EXTRACTED DATA ▸
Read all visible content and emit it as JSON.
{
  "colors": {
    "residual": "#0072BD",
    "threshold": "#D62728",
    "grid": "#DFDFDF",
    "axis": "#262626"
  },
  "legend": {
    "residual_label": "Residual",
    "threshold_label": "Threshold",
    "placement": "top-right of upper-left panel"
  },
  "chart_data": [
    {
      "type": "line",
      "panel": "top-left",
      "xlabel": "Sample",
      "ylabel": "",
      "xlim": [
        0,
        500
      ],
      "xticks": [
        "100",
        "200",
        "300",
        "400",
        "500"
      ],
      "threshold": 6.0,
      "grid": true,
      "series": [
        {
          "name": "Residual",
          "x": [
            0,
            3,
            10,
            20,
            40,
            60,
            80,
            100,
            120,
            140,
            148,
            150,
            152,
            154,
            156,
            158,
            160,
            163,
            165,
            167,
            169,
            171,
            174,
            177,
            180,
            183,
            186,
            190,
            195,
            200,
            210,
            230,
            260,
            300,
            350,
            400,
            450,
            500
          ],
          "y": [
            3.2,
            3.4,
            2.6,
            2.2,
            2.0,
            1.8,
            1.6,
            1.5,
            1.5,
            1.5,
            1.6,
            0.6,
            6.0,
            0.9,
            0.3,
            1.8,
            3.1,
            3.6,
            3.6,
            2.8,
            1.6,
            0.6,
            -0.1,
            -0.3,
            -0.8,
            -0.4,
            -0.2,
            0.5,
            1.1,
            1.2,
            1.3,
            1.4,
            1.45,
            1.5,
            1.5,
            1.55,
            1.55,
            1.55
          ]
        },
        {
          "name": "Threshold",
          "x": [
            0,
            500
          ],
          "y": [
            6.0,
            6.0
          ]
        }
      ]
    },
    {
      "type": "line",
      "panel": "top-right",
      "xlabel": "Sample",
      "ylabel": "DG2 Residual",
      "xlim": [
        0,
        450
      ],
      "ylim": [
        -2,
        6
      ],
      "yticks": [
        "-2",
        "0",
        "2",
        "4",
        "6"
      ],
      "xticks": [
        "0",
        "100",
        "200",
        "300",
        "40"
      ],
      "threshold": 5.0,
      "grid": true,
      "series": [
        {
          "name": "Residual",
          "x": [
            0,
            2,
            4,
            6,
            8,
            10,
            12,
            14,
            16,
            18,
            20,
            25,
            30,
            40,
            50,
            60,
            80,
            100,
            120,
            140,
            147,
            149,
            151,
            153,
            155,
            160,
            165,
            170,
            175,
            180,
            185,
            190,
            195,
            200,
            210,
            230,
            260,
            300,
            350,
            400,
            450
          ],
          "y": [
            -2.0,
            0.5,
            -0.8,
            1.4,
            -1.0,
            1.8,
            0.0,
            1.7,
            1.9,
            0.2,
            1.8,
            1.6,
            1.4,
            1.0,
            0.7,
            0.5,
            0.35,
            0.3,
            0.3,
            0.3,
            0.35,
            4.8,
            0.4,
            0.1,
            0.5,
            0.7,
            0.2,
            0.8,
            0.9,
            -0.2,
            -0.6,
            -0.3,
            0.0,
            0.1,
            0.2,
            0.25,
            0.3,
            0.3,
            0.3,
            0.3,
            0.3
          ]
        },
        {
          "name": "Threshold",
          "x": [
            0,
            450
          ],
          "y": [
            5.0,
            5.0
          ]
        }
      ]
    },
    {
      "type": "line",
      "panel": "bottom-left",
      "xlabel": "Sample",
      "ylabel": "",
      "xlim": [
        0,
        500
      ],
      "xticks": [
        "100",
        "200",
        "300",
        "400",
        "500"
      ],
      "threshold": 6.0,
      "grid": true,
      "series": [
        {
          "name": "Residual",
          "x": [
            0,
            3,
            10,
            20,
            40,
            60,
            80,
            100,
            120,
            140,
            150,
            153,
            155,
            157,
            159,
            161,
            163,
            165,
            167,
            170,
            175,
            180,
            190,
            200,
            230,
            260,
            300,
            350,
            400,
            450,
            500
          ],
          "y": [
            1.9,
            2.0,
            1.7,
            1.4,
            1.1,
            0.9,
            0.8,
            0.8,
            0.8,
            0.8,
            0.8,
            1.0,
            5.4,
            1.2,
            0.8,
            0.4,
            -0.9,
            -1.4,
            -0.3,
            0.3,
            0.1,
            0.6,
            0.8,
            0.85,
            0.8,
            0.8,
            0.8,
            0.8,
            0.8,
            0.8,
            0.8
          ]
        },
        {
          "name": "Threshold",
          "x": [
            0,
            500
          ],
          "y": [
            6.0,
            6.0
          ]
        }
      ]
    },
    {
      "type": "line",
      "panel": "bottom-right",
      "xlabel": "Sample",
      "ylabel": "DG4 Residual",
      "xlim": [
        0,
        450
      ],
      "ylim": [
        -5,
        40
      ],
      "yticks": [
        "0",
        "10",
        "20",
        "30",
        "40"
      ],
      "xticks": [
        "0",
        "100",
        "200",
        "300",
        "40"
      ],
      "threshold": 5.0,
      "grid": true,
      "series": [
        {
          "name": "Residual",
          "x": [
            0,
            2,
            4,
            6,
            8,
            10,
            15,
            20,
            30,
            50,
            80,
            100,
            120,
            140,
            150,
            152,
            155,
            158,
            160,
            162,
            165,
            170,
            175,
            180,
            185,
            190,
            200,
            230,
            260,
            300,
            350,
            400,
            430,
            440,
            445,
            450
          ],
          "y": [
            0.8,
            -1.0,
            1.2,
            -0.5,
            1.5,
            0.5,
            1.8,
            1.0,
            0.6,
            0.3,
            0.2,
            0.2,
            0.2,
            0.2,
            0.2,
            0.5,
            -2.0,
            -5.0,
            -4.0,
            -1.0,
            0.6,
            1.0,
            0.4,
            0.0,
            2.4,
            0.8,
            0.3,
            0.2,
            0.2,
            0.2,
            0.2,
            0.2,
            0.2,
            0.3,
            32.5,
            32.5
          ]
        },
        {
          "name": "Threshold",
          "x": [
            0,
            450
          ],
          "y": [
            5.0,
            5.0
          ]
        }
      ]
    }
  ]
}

TASK PROMPT ▸
Your task is to give the records above again, exactly.

SOLUTION TO THIS EXERCISE ▸
Read all visible content and emit it as JSON.
{
  "colors": {
    "residual": "#0072BD",
    "threshold": "#D62728",
    "grid": "#DFDFDF",
    "axis": "#262626"
  },
  "legend": {
    "residual_label": "Residual",
    "threshold_label": "Threshold",
    "placement": "top-right of upper-left panel"
  },
  "chart_data": [
    {
      "type": "line",
      "panel": "top-left",
      "xlabel": "Sample",
      "ylabel": "",
      "xlim": [
        0,
        500
      ],
      "xticks": [
        "100",
        "200",
        "300",
        "400",
        "500"
      ],
      "threshold": 6.0,
      "grid": true,
      "series": [
        {
          "name": "Residual",
          "x": [
            0,
            3,
            10,
            20,
            40,
            60,
            80,
            100,
            120,
            140,
            148,
            150,
            152,
            154,
            156,
            158,
            160,
            163,
            165,
            167,
            169,
            171,
            174,
            177,
            180,
            183,
            186,
            190,
            195,
            200,
            210,
            230,
            260,
            300,
            350,
            400,
            450,
            500
          ],
          "y": [
            3.2,
            3.4,
            2.6,
            2.2,
            2.0,
            1.8,
            1.6,
            1.5,
            1.5,
            1.5,
            1.6,
            0.6,
            6.0,
            0.9,
            0.3,
            1.8,
            3.1,
            3.6,
            3.6,
            2.8,
            1.6,
            0.6,
            -0.1,
            -0.3,
            -0.8,
            -0.4,
            -0.2,
            0.5,
            1.1,
            1.2,
            1.3,
            1.4,
            1.45,
            1.5,
            1.5,
            1.55,
            1.55,
            1.55
          ]
        },
        {
          "name": "Threshold",
          "x": [
            0,
            500
          ],
          "y": [
            6.0,
            6.0
          ]
        }
      ]
    },
    {
      "type": "line",
      "panel": "top-right",
      "xlabel": "Sample",
      "ylabel": "DG2 Residual",
      "xlim": [
        0,
        450
      ],
      "ylim": [
        -2,
        6
      ],
      "yticks": [
        "-2",
        "0",
        "2",
        "4",
        "6"
      ],
      "xticks": [
        "0",
        "100",
        "200",
        "300",
        "40"
      ],
      "threshold": 5.0,
      "grid": true,
      "series": [
        {
          "name": "Residual",
          "x": [
            0,
            2,
            4,
            6,
            8,
            10,
            12,
            14,
            16,
            18,
            20,
            25,
            30,
            40,
            50,
            60,
            80,
            100,
            120,
            140,
            147,
            149,
            151,
            153,
            155,
            160,
            165,
            170,
            175,
            180,
            185,
            190,
            195,
            200,
            210,
            230,
            260,
            300,
            350,
            400,
            450
          ],
          "y": [
            -2.0,
            0.5,
            -0.8,
            1.4,
            -1.0,
            1.8,
            0.0,
            1.7,
            1.9,
            0.2,
            1.8,
            1.6,
            1.4,
            1.0,
            0.7,
            0.5,
            0.35,
            0.3,
            0.3,
            0.3,
            0.35,
            4.8,
            0.4,
            0.1,
            0.5,
            0.7,
            0.2,
            0.8,
            0.9,
            -0.2,
            -0.6,
            -0.3,
            0.0,
            0.1,
            0.2,
            0.25,
            0.3,
            0.3,
            0.3,
            0.3,
            0.3
          ]
        },
        {
          "name": "Threshold",
          "x": [
            0,
            450
          ],
          "y": [
            5.0,
            5.0
          ]
        }
      ]
    },
    {
      "type": "line",
      "panel": "bottom-left",
      "xlabel": "Sample",
      "ylabel": "",
      "xlim": [
        0,
        500
      ],
      "xticks": [
        "100",
        "200",
        "300",
        "400",
        "500"
      ],
      "threshold": 6.0,
      "grid": true,
      "series": [
        {
          "name": "Residual",
          "x": [
            0,
            3,
            10,
            20,
            40,
            60,
            80,
            100,
            120,
            140,
            150,
            153,
            155,
            157,
            159,
            161,
            163,
            165,
            167,
            170,
            175,
            180,
            190,
            200,
            230,
            260,
            300,
            350,
            400,
            450,
            500
          ],
          "y": [
            1.9,
            2.0,
            1.7,
            1.4,
            1.1,
            0.9,
            0.8,
            0.8,
            0.8,
            0.8,
            0.8,
            1.0,
            5.4,
            1.2,
            0.8,
            0.4,
            -0.9,
            -1.4,
            -0.3,
            0.3,
            0.1,
            0.6,
            0.8,
            0.85,
            0.8,
            0.8,
            0.8,
            0.8,
            0.8,
            0.8,
            0.8
          ]
        },
        {
          "name": "Threshold",
          "x": [
            0,
            500
          ],
          "y": [
            6.0,
            6.0
          ]
        }
      ]
    },
    {
      "type": "line",
      "panel": "bottom-right",
      "xlabel": "Sample",
      "ylabel": "DG4 Residual",
      "xlim": [
        0,
        450
      ],
      "ylim": [
        -5,
        40
      ],
      "yticks": [
        "0",
        "10",
        "20",
        "30",
        "40"
      ],
      "xticks": [
        "0",
        "100",
        "200",
        "300",
        "40"
      ],
      "threshold": 5.0,
      "grid": true,
      "series": [
        {
          "name": "Residual",
          "x": [
            0,
            2,
            4,
            6,
            8,
            10,
            15,
            20,
            30,
            50,
            80,
            100,
            120,
            140,
            150,
            152,
            155,
            158,
            160,
            162,
            165,
            170,
            175,
            180,
            185,
            190,
            200,
            230,
            260,
            300,
            350,
            400,
            430,
            440,
            445,
            450
          ],
          "y": [
            0.8,
            -1.0,
            1.2,
            -0.5,
            1.5,
            0.5,
            1.8,
            1.0,
            0.6,
            0.3,
            0.2,
            0.2,
            0.2,
            0.2,
            0.2,
            0.5,
            -2.0,
            -5.0,
            -4.0,
            -1.0,
            0.6,
            1.0,
            0.4,
            0.0,
            2.4,
            0.8,
            0.3,
            0.2,
            0.2,
            0.2,
            0.2,
            0.2,
            0.2,
            0.3,
            32.5,
            32.5
          ]
        },
        {
          "name": "Threshold",
          "x": [
            0,
            450
          ],
          "y": [
            5.0,
            5.0
          ]
        }
      ]
    }
  ]
}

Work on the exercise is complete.